Material to process start
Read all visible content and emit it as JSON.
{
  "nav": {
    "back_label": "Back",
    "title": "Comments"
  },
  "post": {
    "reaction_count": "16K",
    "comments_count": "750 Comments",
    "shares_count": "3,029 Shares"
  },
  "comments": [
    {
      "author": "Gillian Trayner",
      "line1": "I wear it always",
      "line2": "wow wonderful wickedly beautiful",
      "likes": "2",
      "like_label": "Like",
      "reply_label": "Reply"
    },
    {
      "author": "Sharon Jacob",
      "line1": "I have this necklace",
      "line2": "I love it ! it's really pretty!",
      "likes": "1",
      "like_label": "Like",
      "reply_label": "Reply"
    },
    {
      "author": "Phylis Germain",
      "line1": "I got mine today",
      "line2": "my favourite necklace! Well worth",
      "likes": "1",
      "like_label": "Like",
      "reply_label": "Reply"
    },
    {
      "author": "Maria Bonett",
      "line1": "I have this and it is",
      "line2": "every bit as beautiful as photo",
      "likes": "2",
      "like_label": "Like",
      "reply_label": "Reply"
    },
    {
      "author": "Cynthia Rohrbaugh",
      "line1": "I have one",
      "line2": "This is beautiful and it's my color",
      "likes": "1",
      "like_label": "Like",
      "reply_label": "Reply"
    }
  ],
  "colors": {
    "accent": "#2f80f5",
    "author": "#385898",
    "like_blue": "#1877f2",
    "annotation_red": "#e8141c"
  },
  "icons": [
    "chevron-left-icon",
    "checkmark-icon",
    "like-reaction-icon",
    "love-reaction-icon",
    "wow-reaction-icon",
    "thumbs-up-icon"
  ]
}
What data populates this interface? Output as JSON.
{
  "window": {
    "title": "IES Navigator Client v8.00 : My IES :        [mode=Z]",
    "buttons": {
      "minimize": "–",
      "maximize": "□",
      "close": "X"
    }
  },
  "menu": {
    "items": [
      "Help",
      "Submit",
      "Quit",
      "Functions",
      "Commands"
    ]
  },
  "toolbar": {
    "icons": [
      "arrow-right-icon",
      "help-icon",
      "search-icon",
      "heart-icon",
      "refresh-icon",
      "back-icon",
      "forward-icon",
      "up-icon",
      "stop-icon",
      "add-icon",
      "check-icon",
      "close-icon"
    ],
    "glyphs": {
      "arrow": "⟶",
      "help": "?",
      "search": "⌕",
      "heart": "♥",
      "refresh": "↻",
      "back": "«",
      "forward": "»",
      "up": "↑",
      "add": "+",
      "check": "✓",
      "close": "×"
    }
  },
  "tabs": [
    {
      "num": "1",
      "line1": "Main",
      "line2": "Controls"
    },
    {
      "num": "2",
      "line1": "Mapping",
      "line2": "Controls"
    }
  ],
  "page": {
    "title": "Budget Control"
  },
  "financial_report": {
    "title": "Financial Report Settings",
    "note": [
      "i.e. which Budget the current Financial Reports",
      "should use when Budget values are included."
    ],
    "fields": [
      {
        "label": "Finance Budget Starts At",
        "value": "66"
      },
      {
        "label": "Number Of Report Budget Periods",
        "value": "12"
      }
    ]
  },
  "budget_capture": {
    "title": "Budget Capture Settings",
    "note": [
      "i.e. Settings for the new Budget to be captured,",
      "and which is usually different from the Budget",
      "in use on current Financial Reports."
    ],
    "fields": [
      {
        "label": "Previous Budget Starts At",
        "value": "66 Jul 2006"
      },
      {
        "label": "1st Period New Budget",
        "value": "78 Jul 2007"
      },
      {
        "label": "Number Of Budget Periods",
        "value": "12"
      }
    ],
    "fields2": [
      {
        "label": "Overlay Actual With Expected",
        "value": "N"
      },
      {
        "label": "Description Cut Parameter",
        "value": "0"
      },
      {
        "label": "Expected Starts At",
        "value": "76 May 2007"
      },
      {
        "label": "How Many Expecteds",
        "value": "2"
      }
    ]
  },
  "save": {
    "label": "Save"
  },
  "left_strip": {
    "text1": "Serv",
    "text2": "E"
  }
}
Material to process end
### [Written task]
Transcribe all of the entries without altering anything.

### [Answer below]
Read all visible content and emit it as JSON.
{
  "nav": {
    "back_label": "Back",
    "title": "Comments"
  },
  "post": {
    "reaction_count": "16K",
    "comments_count": "750 Comments",
    "shares_count": "3,029 Shares"
  },
  "comments": [
    {
      "author": "Gillian Trayner",
      "line1": "I wear it always",
      "line2": "wow wonderful wickedly beautiful",
      "likes": "2",
      "like_label": "Like",
      "reply_label": "Reply"
    },
    {
      "author": "Sharon Jacob",
      "line1": "I have this necklace",
      "line2": "I love it ! it's really pretty!",
      "likes": "1",
      "like_label": "Like",
      "reply_label": "Reply"
    },
    {
      "author": "Phylis Germain",
      "line1": "I got mine today",
      "line2": "my favourite necklace! Well worth",
      "likes": "1",
      "like_label": "Like",
      "reply_label": "Reply"
    },
    {
      "author": "Maria Bonett",
      "line1": "I have this and it is",
      "line2": "every bit as beautiful as photo",
      "likes": "2",
      "like_label": "Like",
      "reply_label": "Reply"
    },
    {
      "author": "Cynthia Rohrbaugh",
      "line1": "I have one",
      "line2": "This is beautiful and it's my color",
      "likes": "1",
      "like_label": "Like",
      "reply_label": "Reply"
    }
  ],
  "colors": {
    "accent": "#2f80f5",
    "author": "#385898",
    "like_blue": "#1877f2",
    "annotation_red": "#e8141c"
  },
  "icons": [
    "chevron-left-icon",
    "checkmark-icon",
    "like-reaction-icon",
    "love-reaction-icon",
    "wow-reaction-icon",
    "thumbs-up-icon"
  ]
}
What data populates this interface? Output as JSON.
{
  "window": {
    "title": "IES Navigator Client v8.00 : My IES :        [mode=Z]",
    "buttons": {
      "minimize": "–",
      "maximize": "□",
      "close": "X"
    }
  },
  "menu": {
    "items": [
      "Help",
      "Submit",
      "Quit",
      "Functions",
      "Commands"
    ]
  },
  "toolbar": {
    "icons": [
      "arrow-right-icon",
      "help-icon",
      "search-icon",
      "heart-icon",
      "refresh-icon",
      "back-icon",
      "forward-icon",
      "up-icon",
      "stop-icon",
      "add-icon",
      "check-icon",
      "close-icon"
    ],
    "glyphs": {
      "arrow": "⟶",
      "help": "?",
      "search": "⌕",
      "heart": "♥",
      "refresh": "↻",
      "back": "«",
      "forward": "»",
      "up": "↑",
      "add": "+",
      "check": "✓",
      "close": "×"
    }
  },
  "tabs": [
    {
      "num": "1",
      "line1": "Main",
      "line2": "Controls"
    },
    {
      "num": "2",
      "line1": "Mapping",
      "line2": "Controls"
    }
  ],
  "page": {
    "title": "Budget Control"
  },
  "financial_report": {
    "title": "Financial Report Settings",
    "note": [
      "i.e. which Budget the current Financial Reports",
      "should use when Budget values are included."
    ],
    "fields": [
      {
        "label": "Finance Budget Starts At",
        "value": "66"
      },
      {
        "label": "Number Of Report Budget Periods",
        "value": "12"
      }
    ]
  },
  "budget_capture": {
    "title": "Budget Capture Settings",
    "note": [
      "i.e. Settings for the new Budget to be captured,",
      "and which is usually different from the Budget",
      "in use on current Financial Reports."
    ],
    "fields": [
      {
        "label": "Previous Budget Starts At",
        "value": "66 Jul 2006"
      },
      {
        "label": "1st Period New Budget",
        "value": "78 Jul 2007"
      },
      {
        "label": "Number Of Budget Periods",
        "value": "12"
      }
    ],
    "fields2": [
      {
        "label": "Overlay Actual With Expected",
        "value": "N"
      },
      {
        "label": "Description Cut Parameter",
        "value": "0"
      },
      {
        "label": "Expected Starts At",
        "value": "76 May 2007"
      },
      {
        "label": "How Many Expecteds",
        "value": "2"
      }
    ]
  },
  "save": {
    "label": "Save"
  },
  "left_strip": {
    "text1": "Serv",
    "text2": "E"
  }
}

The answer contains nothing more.